Below is a set of records; print all of them exactly as written.

* Start Provided information *

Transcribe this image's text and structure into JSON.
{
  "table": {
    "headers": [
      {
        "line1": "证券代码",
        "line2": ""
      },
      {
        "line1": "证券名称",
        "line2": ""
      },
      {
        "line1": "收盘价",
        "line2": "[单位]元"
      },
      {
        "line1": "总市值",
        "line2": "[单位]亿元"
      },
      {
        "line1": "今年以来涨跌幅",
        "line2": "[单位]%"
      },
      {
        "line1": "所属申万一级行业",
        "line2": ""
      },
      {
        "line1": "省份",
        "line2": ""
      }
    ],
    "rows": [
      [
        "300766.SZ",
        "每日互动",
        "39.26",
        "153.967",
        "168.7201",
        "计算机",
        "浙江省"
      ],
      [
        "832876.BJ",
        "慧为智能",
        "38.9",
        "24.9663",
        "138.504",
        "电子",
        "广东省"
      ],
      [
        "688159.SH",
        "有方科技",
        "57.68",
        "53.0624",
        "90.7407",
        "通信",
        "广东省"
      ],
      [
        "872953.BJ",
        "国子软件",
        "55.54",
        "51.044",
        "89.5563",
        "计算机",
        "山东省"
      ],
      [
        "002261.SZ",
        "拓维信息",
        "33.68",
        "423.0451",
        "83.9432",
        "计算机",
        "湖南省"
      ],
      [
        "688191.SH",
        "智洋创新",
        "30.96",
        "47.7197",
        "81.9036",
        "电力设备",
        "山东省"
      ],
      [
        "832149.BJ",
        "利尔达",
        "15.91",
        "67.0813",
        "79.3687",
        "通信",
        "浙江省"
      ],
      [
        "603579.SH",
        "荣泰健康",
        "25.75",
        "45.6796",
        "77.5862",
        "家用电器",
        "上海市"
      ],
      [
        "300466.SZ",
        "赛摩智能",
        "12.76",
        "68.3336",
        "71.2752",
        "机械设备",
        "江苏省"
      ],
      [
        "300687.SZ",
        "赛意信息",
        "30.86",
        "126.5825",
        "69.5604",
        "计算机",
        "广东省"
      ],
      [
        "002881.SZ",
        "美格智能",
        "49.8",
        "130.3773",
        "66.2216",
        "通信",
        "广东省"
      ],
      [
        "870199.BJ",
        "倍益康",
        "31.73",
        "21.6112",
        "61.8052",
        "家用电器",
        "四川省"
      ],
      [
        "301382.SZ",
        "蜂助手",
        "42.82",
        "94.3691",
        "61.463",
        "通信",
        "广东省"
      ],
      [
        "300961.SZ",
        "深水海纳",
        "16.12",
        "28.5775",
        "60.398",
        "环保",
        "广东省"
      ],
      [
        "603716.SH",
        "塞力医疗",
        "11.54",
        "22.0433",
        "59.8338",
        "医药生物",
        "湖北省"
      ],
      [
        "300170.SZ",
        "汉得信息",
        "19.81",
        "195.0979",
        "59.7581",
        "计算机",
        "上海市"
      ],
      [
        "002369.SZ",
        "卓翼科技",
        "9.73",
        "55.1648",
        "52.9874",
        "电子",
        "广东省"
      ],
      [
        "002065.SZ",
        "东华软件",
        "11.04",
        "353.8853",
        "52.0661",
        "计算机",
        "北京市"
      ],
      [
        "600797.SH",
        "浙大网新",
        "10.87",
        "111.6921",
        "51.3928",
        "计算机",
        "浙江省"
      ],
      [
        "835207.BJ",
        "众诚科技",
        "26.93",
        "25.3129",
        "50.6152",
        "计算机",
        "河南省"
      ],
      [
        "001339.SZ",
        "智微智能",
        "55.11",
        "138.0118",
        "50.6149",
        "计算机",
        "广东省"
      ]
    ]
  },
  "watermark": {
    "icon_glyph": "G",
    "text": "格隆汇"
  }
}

* End Provided information *

Response below:
Transcribe this image's text and structure into JSON.
{
  "table": {
    "headers": [
      {
        "line1": "证券代码",
        "line2": ""
      },
      {
        "line1": "证券名称",
        "line2": ""
      },
      {
        "line1": "收盘价",
        "line2": "[单位]元"
      },
      {
        "line1": "总市值",
        "line2": "[单位]亿元"
      },
      {
        "line1": "今年以来涨跌幅",
        "line2": "[单位]%"
      },
      {
        "line1": "所属申万一级行业",
        "line2": ""
      },
      {
        "line1": "省份",
        "line2": ""
      }
    ],
    "rows": [
      [
        "300766.SZ",
        "每日互动",
        "39.26",
        "153.967",
        "168.7201",
        "计算机",
        "浙江省"
      ],
      [
        "832876.BJ",
        "慧为智能",
        "38.9",
        "24.9663",
        "138.504",
        "电子",
        "广东省"
      ],
      [
        "688159.SH",
        "有方科技",
        "57.68",
        "53.0624",
        "90.7407",
        "通信",
        "广东省"
      ],
      [
        "872953.BJ",
        "国子软件",
        "55.54",
        "51.044",
        "89.5563",
        "计算机",
        "山东省"
      ],
      [
        "002261.SZ",
        "拓维信息",
        "33.68",
        "423.0451",
        "83.9432",
        "计算机",
        "湖南省"
      ],
      [
        "688191.SH",
        "智洋创新",
        "30.96",
        "47.7197",
        "81.9036",
        "电力设备",
        "山东省"
      ],
      [
        "832149.BJ",
        "利尔达",
        "15.91",
        "67.0813",
        "79.3687",
        "通信",
        "浙江省"
      ],
      [
        "603579.SH",
        "荣泰健康",
        "25.75",
        "45.6796",
        "77.5862",
        "家用电器",
        "上海市"
      ],
      [
        "300466.SZ",
        "赛摩智能",
        "12.76",
        "68.3336",
        "71.2752",
        "机械设备",
        "江苏省"
      ],
      [
        "300687.SZ",
        "赛意信息",
        "30.86",
        "126.5825",
        "69.5604",
        "计算机",
        "广东省"
      ],
      [
        "002881.SZ",
        "美格智能",
        "49.8",
        "130.3773",
        "66.2216",
        "通信",
        "广东省"
      ],
      [
        "870199.BJ",
        "倍益康",
        "31.73",
        "21.6112",
        "61.8052",
        "家用电器",
        "四川省"
      ],
      [
        "301382.SZ",
        "蜂助手",
        "42.82",
        "94.3691",
        "61.463",
        "通信",
        "广东省"
      ],
      [
        "300961.SZ",
        "深水海纳",
        "16.12",
        "28.5775",
        "60.398",
        "环保",
        "广东省"
      ],
      [
        "603716.SH",
        "塞力医疗",
        "11.54",
        "22.0433",
        "59.8338",
        "医药生物",
        "湖北省"
      ],
      [
        "300170.SZ",
        "汉得信息",
        "19.81",
        "195.0979",
        "59.7581",
        "计算机",
        "上海市"
      ],
      [
        "002369.SZ",
        "卓翼科技",
        "9.73",
        "55.1648",
        "52.9874",
        "电子",
        "广东省"
      ],
      [
        "002065.SZ",
        "东华软件",
        "11.04",
        "353.8853",
        "52.0661",
        "计算机",
        "北京市"
      ],
      [
        "600797.SH",
        "浙大网新",
        "10.87",
        "111.6921",
        "51.3928",
        "计算机",
        "浙江省"
      ],
      [
        "835207.BJ",
        "众诚科技",
        "26.93",
        "25.3129",
        "50.6152",
        "计算机",
        "河南省"
      ],
      [
        "001339.SZ",
        "智微智能",
        "55.11",
        "138.0118",
        "50.6149",
        "计算机",
        "广东省"
      ]
    ]
  },
  "watermark": {
    "icon_glyph": "G",
    "text": "格隆汇"
  }
}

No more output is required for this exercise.